WHAT NEEDS TO BE DONE: Determine the number of lines in the data that include the word "không", and write only that number.

INPUT MATERIAL:
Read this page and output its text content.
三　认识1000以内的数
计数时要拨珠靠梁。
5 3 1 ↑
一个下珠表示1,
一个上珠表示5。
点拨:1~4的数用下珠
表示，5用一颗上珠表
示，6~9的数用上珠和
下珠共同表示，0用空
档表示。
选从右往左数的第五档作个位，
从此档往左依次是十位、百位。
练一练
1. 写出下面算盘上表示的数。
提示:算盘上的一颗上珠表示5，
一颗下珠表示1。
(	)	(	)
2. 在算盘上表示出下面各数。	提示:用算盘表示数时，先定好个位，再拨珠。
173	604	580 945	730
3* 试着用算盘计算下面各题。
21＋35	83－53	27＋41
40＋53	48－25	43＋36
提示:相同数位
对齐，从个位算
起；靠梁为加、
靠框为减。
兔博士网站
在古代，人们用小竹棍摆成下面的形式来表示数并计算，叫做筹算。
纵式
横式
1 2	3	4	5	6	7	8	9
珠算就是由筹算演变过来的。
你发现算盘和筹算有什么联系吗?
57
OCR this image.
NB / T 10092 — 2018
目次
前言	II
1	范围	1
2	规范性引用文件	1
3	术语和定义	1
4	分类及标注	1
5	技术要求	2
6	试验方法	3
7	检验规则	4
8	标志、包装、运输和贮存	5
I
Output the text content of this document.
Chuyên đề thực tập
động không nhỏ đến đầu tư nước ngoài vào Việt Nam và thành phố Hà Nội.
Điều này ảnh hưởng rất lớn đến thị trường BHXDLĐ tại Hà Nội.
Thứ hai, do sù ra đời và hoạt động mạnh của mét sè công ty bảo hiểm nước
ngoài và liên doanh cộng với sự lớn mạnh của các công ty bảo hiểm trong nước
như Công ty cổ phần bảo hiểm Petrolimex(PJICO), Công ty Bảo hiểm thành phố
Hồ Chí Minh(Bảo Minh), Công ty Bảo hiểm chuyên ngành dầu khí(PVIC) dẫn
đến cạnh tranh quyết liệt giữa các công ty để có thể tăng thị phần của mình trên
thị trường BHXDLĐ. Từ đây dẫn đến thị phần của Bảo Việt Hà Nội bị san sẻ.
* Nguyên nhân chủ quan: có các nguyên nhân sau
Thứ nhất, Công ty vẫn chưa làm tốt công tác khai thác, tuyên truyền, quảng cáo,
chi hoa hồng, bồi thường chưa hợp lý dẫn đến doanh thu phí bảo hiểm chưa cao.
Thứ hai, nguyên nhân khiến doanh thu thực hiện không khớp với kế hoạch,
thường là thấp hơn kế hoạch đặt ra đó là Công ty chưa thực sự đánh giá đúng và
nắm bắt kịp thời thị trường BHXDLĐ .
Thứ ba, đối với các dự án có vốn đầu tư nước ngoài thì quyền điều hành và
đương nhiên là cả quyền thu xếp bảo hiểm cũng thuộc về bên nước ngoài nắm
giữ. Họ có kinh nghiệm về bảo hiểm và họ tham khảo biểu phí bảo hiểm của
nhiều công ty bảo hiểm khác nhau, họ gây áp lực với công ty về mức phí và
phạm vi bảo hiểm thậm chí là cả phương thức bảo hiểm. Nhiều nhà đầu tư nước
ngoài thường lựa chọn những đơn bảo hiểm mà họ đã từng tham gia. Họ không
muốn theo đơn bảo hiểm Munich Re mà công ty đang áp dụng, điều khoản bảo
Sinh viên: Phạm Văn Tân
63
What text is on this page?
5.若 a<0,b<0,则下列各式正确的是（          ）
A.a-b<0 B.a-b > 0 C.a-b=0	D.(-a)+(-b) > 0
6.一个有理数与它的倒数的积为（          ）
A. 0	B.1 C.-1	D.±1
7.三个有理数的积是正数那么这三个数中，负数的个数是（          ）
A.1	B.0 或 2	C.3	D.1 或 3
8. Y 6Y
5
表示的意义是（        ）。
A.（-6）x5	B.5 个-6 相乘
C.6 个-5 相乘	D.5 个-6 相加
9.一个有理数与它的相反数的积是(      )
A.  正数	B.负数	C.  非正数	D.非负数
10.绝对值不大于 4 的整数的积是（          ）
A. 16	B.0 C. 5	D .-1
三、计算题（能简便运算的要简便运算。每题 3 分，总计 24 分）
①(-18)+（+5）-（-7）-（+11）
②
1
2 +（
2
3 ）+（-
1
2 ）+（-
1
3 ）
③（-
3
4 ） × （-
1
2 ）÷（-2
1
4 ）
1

EXERCISE ANSWER: 3